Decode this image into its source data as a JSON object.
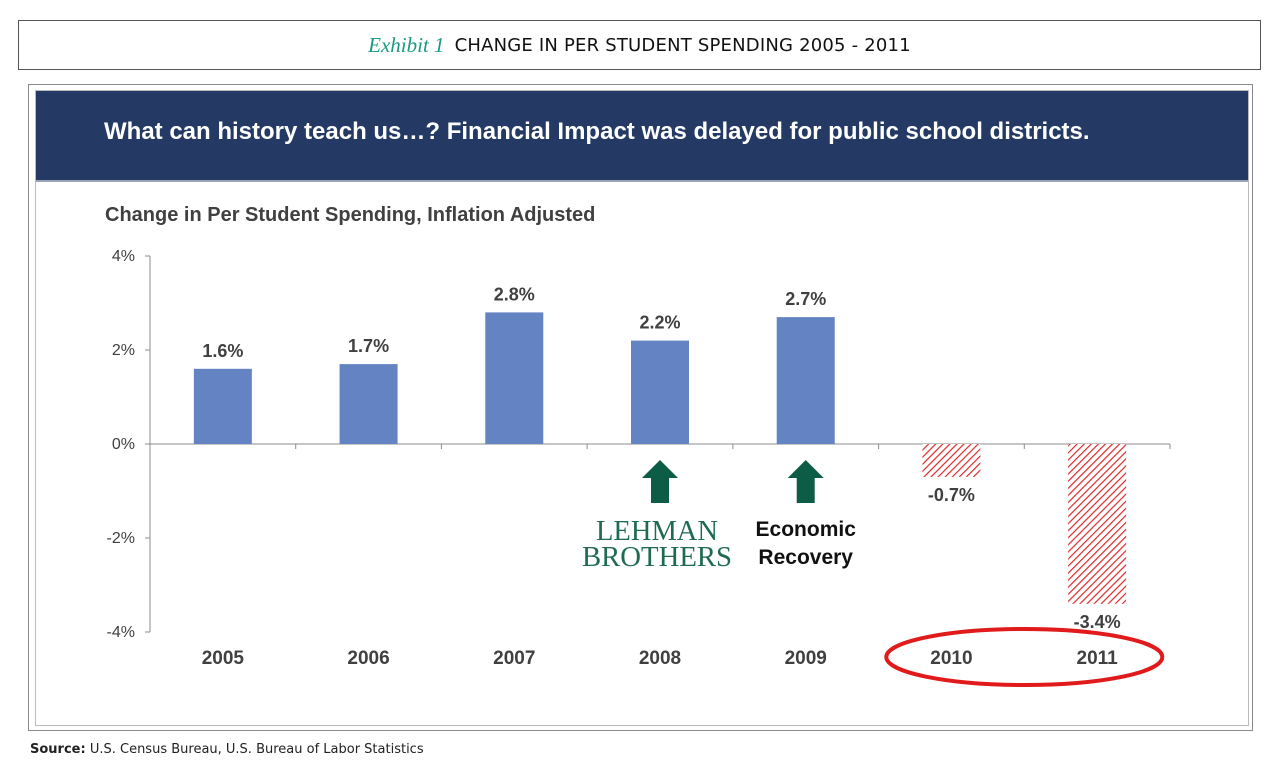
{
  "exhibit": {
    "label": "Exhibit 1",
    "title": "CHANGE IN PER STUDENT SPENDING 2005 - 2011"
  },
  "banner": {
    "text": "What can history teach us…? Financial Impact was delayed for public school districts."
  },
  "chart_data": {
    "type": "bar",
    "title": "Change in Per Student Spending, Inflation Adjusted",
    "xlabel": "",
    "ylabel": "",
    "categories": [
      "2005",
      "2006",
      "2007",
      "2008",
      "2009",
      "2010",
      "2011"
    ],
    "values": [
      1.6,
      1.7,
      2.8,
      2.2,
      2.7,
      -0.7,
      -3.4
    ],
    "data_labels": [
      "1.6%",
      "1.7%",
      "2.8%",
      "2.2%",
      "2.7%",
      "-0.7%",
      "-3.4%"
    ],
    "ylim": [
      -4,
      4
    ],
    "yticks": [
      4,
      2,
      0,
      -2,
      -4
    ],
    "ytick_labels": [
      "4%",
      "2%",
      "0%",
      "-2%",
      "-4%"
    ],
    "grid": false,
    "legend": "none",
    "colors": {
      "positive": "#6483c3",
      "negative_hatch": "#d92a2a",
      "arrow": "#0d5c45",
      "circle": "#e11b1b"
    },
    "annotations": [
      {
        "category": "2008",
        "arrow": "up",
        "text": "LEHMAN BROTHERS",
        "style": "logo"
      },
      {
        "category": "2009",
        "arrow": "up",
        "text": "Economic Recovery"
      }
    ],
    "highlight": {
      "categories": [
        "2010",
        "2011"
      ],
      "shape": "ellipse"
    }
  },
  "source": {
    "label": "Source:",
    "text": "U.S. Census Bureau, U.S. Bureau of Labor Statistics"
  }
}
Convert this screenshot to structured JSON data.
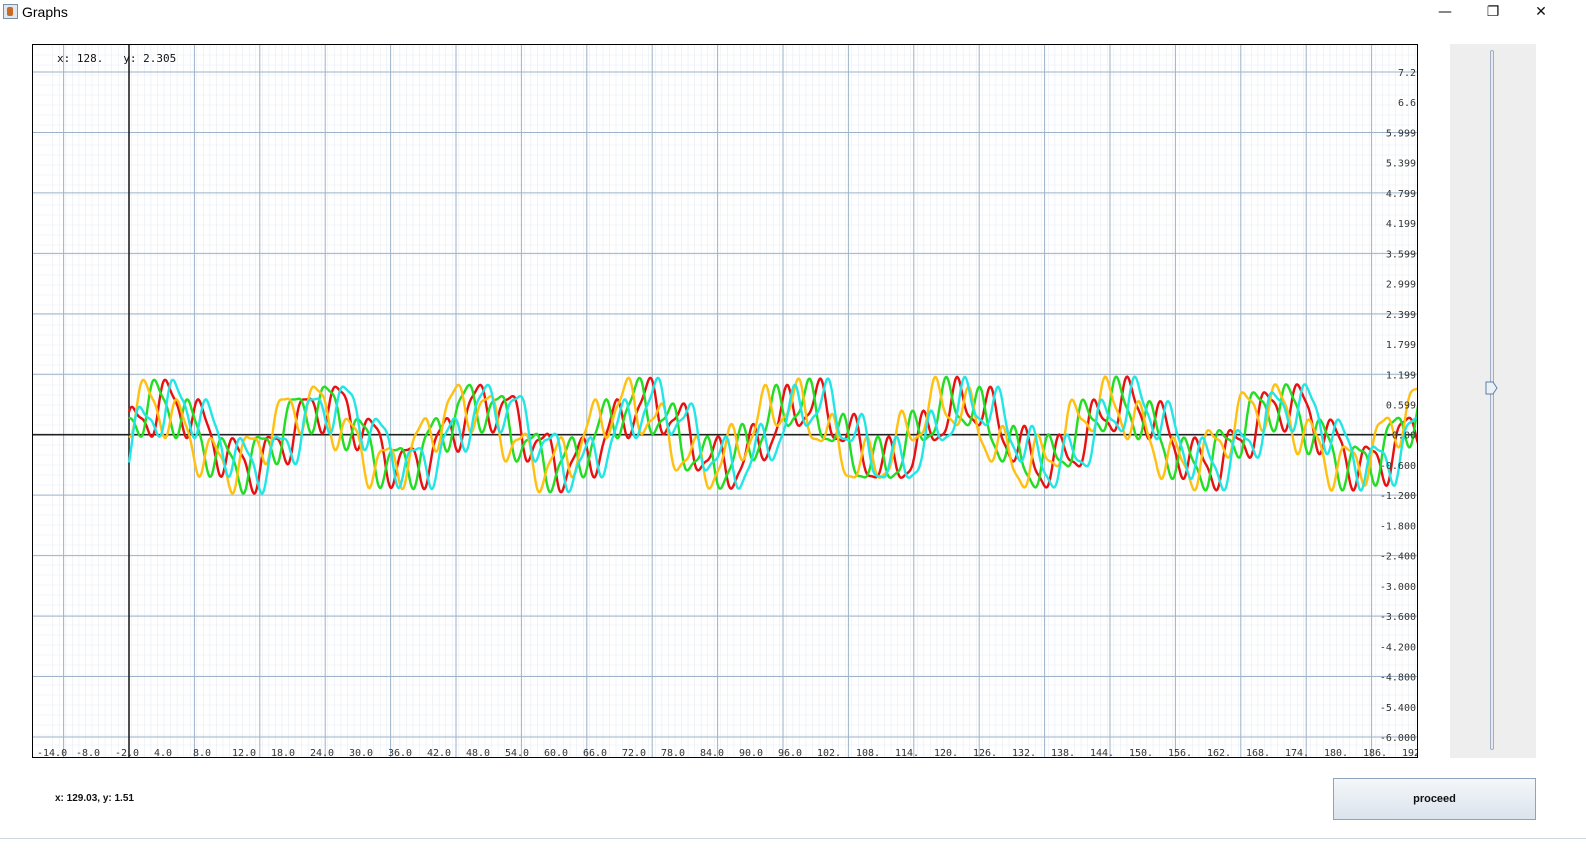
········
#### Given request
Repeat the data above exactly, but not the pictures.

#### Solution to this exercise
Decode this image into its source data as a JSON object.
{
  "exhibit": {
    "label": "Exhibit 1",
    "title": "CHANGE IN PER STUDENT SPENDING 2005 - 2011"
  },
  "banner": {
    "text": "What can history teach us…? Financial Impact was delayed for public school districts."
  },
  "chart_data": {
    "type": "bar",
    "title": "Change in Per Student Spending, Inflation Adjusted",
    "xlabel": "",
    "ylabel": "",
    "categories": [
      "2005",
      "2006",
      "2007",
      "2008",
      "2009",
      "2010",
      "2011"
    ],
    "values": [
      1.6,
      1.7,
      2.8,
      2.2,
      2.7,
      -0.7,
      -3.4
    ],
    "data_labels": [
      "1.6%",
      "1.7%",
      "2.8%",
      "2.2%",
      "2.7%",
      "-0.7%",
      "-3.4%"
    ],
    "ylim": [
      -4,
      4
    ],
    "yticks": [
      4,
      2,
      0,
      -2,
      -4
    ],
    "ytick_labels": [
      "4%",
      "2%",
      "0%",
      "-2%",
      "-4%"
    ],
    "grid": false,
    "legend": "none",
    "colors": {
      "positive": "#6483c3",
      "negative_hatch": "#d92a2a",
      "arrow": "#0d5c45",
      "circle": "#e11b1b"
    },
    "annotations": [
      {
        "category": "2008",
        "arrow": "up",
        "text": "LEHMAN BROTHERS",
        "style": "logo"
      },
      {
        "category": "2009",
        "arrow": "up",
        "text": "Economic Recovery"
      }
    ],
    "highlight": {
      "categories": [
        "2010",
        "2011"
      ],
      "shape": "ellipse"
    }
  },
  "source": {
    "label": "Source:",
    "text": "U.S. Census Bureau, U.S. Bureau of Labor Statistics"
  }
}
Convert this screenshot to structured JSON data.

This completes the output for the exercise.